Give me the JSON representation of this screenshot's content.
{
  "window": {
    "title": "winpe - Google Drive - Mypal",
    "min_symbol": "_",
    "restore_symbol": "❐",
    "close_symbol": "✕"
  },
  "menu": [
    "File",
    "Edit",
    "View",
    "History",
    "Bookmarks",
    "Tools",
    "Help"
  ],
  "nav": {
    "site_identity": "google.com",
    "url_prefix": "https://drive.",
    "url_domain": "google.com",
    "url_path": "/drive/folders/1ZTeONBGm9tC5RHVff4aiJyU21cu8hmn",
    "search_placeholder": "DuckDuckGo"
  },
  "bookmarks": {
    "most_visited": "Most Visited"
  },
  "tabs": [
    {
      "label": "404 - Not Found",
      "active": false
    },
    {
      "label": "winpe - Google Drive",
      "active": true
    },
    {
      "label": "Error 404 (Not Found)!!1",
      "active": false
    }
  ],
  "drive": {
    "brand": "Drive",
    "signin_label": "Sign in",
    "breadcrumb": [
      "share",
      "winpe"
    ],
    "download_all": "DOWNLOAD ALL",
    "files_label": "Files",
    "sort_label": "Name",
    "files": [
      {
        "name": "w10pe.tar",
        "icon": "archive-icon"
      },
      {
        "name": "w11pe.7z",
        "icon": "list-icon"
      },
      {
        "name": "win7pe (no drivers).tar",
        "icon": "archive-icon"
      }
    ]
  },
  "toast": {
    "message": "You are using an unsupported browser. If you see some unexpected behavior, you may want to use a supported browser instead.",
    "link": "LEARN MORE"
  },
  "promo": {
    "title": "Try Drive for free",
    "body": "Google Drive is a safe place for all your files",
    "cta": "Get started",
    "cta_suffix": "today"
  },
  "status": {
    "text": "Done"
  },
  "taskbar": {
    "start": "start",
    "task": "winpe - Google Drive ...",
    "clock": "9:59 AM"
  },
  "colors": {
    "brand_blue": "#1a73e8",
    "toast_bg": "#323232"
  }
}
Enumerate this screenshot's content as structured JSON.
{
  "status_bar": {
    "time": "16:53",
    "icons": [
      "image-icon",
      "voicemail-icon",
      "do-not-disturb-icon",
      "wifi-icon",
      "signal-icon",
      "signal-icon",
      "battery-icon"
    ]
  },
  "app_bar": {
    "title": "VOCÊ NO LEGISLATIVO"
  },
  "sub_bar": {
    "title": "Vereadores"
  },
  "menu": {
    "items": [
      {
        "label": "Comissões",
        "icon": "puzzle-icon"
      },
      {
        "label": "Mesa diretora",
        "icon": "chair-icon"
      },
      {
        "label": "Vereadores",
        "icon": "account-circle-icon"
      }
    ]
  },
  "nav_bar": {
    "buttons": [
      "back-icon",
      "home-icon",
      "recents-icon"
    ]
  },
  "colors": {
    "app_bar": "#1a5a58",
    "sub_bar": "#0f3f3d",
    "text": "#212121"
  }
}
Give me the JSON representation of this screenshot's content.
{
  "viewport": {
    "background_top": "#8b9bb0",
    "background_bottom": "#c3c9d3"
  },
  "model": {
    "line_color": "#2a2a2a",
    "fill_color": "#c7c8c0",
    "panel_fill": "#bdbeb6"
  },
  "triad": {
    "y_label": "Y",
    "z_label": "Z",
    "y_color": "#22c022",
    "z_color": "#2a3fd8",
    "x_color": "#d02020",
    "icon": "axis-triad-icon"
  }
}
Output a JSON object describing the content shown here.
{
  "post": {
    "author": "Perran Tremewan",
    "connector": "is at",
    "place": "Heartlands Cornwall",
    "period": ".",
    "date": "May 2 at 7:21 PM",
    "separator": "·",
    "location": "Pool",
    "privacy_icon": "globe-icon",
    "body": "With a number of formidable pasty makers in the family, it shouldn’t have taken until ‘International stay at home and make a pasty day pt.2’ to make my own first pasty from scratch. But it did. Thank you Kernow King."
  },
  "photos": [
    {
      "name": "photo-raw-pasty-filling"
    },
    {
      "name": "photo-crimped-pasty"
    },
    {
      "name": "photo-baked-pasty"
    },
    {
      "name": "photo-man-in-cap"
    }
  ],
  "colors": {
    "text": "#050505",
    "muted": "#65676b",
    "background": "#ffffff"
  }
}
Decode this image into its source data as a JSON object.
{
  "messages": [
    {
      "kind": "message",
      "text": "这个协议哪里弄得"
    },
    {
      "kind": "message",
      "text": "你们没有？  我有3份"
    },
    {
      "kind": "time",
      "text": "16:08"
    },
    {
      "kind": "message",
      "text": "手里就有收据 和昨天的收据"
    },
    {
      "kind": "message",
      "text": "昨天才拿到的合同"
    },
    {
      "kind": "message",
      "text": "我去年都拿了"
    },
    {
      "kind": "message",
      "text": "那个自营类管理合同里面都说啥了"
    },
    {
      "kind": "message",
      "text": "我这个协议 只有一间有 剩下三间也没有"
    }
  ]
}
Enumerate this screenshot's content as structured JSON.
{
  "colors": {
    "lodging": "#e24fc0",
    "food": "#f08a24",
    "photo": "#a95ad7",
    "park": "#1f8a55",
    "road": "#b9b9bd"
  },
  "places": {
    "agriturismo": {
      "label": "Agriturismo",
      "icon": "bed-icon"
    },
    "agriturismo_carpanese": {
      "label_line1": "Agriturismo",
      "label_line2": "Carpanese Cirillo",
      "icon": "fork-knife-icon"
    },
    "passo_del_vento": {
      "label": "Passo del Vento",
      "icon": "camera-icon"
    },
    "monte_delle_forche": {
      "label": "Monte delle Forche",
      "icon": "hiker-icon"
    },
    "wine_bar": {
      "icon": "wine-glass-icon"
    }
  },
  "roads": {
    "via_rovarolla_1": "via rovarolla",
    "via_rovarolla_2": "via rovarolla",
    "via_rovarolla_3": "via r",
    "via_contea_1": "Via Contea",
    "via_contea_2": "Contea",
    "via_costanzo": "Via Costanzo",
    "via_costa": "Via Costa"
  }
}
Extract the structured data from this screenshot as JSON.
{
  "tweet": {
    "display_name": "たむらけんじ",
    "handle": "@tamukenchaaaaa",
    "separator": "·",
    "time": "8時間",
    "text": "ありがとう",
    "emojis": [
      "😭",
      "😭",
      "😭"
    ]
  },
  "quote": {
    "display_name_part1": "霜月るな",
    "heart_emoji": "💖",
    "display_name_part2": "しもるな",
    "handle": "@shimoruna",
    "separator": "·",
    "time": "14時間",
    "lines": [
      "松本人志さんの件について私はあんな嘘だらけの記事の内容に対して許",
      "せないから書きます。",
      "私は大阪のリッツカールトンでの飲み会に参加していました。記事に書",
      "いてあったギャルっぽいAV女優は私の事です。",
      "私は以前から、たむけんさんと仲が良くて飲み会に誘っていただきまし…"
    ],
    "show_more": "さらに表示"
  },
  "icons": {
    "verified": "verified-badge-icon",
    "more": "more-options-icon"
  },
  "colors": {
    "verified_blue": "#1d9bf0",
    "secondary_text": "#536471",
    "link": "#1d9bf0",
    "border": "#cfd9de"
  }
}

> What the exercise asks
Print the whole listing again, exactly.

> Correct result
Give me the JSON representation of this screenshot's content.
{
  "window": {
    "title": "winpe - Google Drive - Mypal",
    "min_symbol": "_",
    "restore_symbol": "❐",
    "close_symbol": "✕"
  },
  "menu": [
    "File",
    "Edit",
    "View",
    "History",
    "Bookmarks",
    "Tools",
    "Help"
  ],
  "nav": {
    "site_identity": "google.com",
    "url_prefix": "https://drive.",
    "url_domain": "google.com",
    "url_path": "/drive/folders/1ZTeONBGm9tC5RHVff4aiJyU21cu8hmn",
    "search_placeholder": "DuckDuckGo"
  },
  "bookmarks": {
    "most_visited": "Most Visited"
  },
  "tabs": [
    {
      "label": "404 - Not Found",
      "active": false
    },
    {
      "label": "winpe - Google Drive",
      "active": true
    },
    {
      "label": "Error 404 (Not Found)!!1",
      "active": false
    }
  ],
  "drive": {
    "brand": "Drive",
    "signin_label": "Sign in",
    "breadcrumb": [
      "share",
      "winpe"
    ],
    "download_all": "DOWNLOAD ALL",
    "files_label": "Files",
    "sort_label": "Name",
    "files": [
      {
        "name": "w10pe.tar",
        "icon": "archive-icon"
      },
      {
        "name": "w11pe.7z",
        "icon": "list-icon"
      },
      {
        "name": "win7pe (no drivers).tar",
        "icon": "archive-icon"
      }
    ]
  },
  "toast": {
    "message": "You are using an unsupported browser. If you see some unexpected behavior, you may want to use a supported browser instead.",
    "link": "LEARN MORE"
  },
  "promo": {
    "title": "Try Drive for free",
    "body": "Google Drive is a safe place for all your files",
    "cta": "Get started",
    "cta_suffix": "today"
  },
  "status": {
    "text": "Done"
  },
  "taskbar": {
    "start": "start",
    "task": "winpe - Google Drive ...",
    "clock": "9:59 AM"
  },
  "colors": {
    "brand_blue": "#1a73e8",
    "toast_bg": "#323232"
  }
}
Enumerate this screenshot's content as structured JSON.
{
  "status_bar": {
    "time": "16:53",
    "icons": [
      "image-icon",
      "voicemail-icon",
      "do-not-disturb-icon",
      "wifi-icon",
      "signal-icon",
      "signal-icon",
      "battery-icon"
    ]
  },
  "app_bar": {
    "title": "VOCÊ NO LEGISLATIVO"
  },
  "sub_bar": {
    "title": "Vereadores"
  },
  "menu": {
    "items": [
      {
        "label": "Comissões",
        "icon": "puzzle-icon"
      },
      {
        "label": "Mesa diretora",
        "icon": "chair-icon"
      },
      {
        "label": "Vereadores",
        "icon": "account-circle-icon"
      }
    ]
  },
  "nav_bar": {
    "buttons": [
      "back-icon",
      "home-icon",
      "recents-icon"
    ]
  },
  "colors": {
    "app_bar": "#1a5a58",
    "sub_bar": "#0f3f3d",
    "text": "#212121"
  }
}
Give me the JSON representation of this screenshot's content.
{
  "viewport": {
    "background_top": "#8b9bb0",
    "background_bottom": "#c3c9d3"
  },
  "model": {
    "line_color": "#2a2a2a",
    "fill_color": "#c7c8c0",
    "panel_fill": "#bdbeb6"
  },
  "triad": {
    "y_label": "Y",
    "z_label": "Z",
    "y_color": "#22c022",
    "z_color": "#2a3fd8",
    "x_color": "#d02020",
    "icon": "axis-triad-icon"
  }
}
Output a JSON object describing the content shown here.
{
  "post": {
    "author": "Perran Tremewan",
    "connector": "is at",
    "place": "Heartlands Cornwall",
    "period": ".",
    "date": "May 2 at 7:21 PM",
    "separator": "·",
    "location": "Pool",
    "privacy_icon": "globe-icon",
    "body": "With a number of formidable pasty makers in the family, it shouldn’t have taken until ‘International stay at home and make a pasty day pt.2’ to make my own first pasty from scratch. But it did. Thank you Kernow King."
  },
  "photos": [
    {
      "name": "photo-raw-pasty-filling"
    },
    {
      "name": "photo-crimped-pasty"
    },
    {
      "name": "photo-baked-pasty"
    },
    {
      "name": "photo-man-in-cap"
    }
  ],
  "colors": {
    "text": "#050505",
    "muted": "#65676b",
    "background": "#ffffff"
  }
}
Decode this image into its source data as a JSON object.
{
  "messages": [
    {
      "kind": "message",
      "text": "这个协议哪里弄得"
    },
    {
      "kind": "message",
      "text": "你们没有？  我有3份"
    },
    {
      "kind": "time",
      "text": "16:08"
    },
    {
      "kind": "message",
      "text": "手里就有收据 和昨天的收据"
    },
    {
      "kind": "message",
      "text": "昨天才拿到的合同"
    },
    {
      "kind": "message",
      "text": "我去年都拿了"
    },
    {
      "kind": "message",
      "text": "那个自营类管理合同里面都说啥了"
    },
    {
      "kind": "message",
      "text": "我这个协议 只有一间有 剩下三间也没有"
    }
  ]
}
Enumerate this screenshot's content as structured JSON.
{
  "colors": {
    "lodging": "#e24fc0",
    "food": "#f08a24",
    "photo": "#a95ad7",
    "park": "#1f8a55",
    "road": "#b9b9bd"
  },
  "places": {
    "agriturismo": {
      "label": "Agriturismo",
      "icon": "bed-icon"
    },
    "agriturismo_carpanese": {
      "label_line1": "Agriturismo",
      "label_line2": "Carpanese Cirillo",
      "icon": "fork-knife-icon"
    },
    "passo_del_vento": {
      "label": "Passo del Vento",
      "icon": "camera-icon"
    },
    "monte_delle_forche": {
      "label": "Monte delle Forche",
      "icon": "hiker-icon"
    },
    "wine_bar": {
      "icon": "wine-glass-icon"
    }
  },
  "roads": {
    "via_rovarolla_1": "via rovarolla",
    "via_rovarolla_2": "via rovarolla",
    "via_rovarolla_3": "via r",
    "via_contea_1": "Via Contea",
    "via_contea_2": "Contea",
    "via_costanzo": "Via Costanzo",
    "via_costa": "Via Costa"
  }
}
Extract the structured data from this screenshot as JSON.
{
  "tweet": {
    "display_name": "たむらけんじ",
    "handle": "@tamukenchaaaaa",
    "separator": "·",
    "time": "8時間",
    "text": "ありがとう",
    "emojis": [
      "😭",
      "😭",
      "😭"
    ]
  },
  "quote": {
    "display_name_part1": "霜月るな",
    "heart_emoji": "💖",
    "display_name_part2": "しもるな",
    "handle": "@shimoruna",
    "separator": "·",
    "time": "14時間",
    "lines": [
      "松本人志さんの件について私はあんな嘘だらけの記事の内容に対して許",
      "せないから書きます。",
      "私は大阪のリッツカールトンでの飲み会に参加していました。記事に書",
      "いてあったギャルっぽいAV女優は私の事です。",
      "私は以前から、たむけんさんと仲が良くて飲み会に誘っていただきまし…"
    ],
    "show_more": "さらに表示"
  },
  "icons": {
    "verified": "verified-badge-icon",
    "more": "more-options-icon"
  },
  "colors": {
    "verified_blue": "#1d9bf0",
    "secondary_text": "#536471",
    "link": "#1d9bf0",
    "border": "#cfd9de"
  }
}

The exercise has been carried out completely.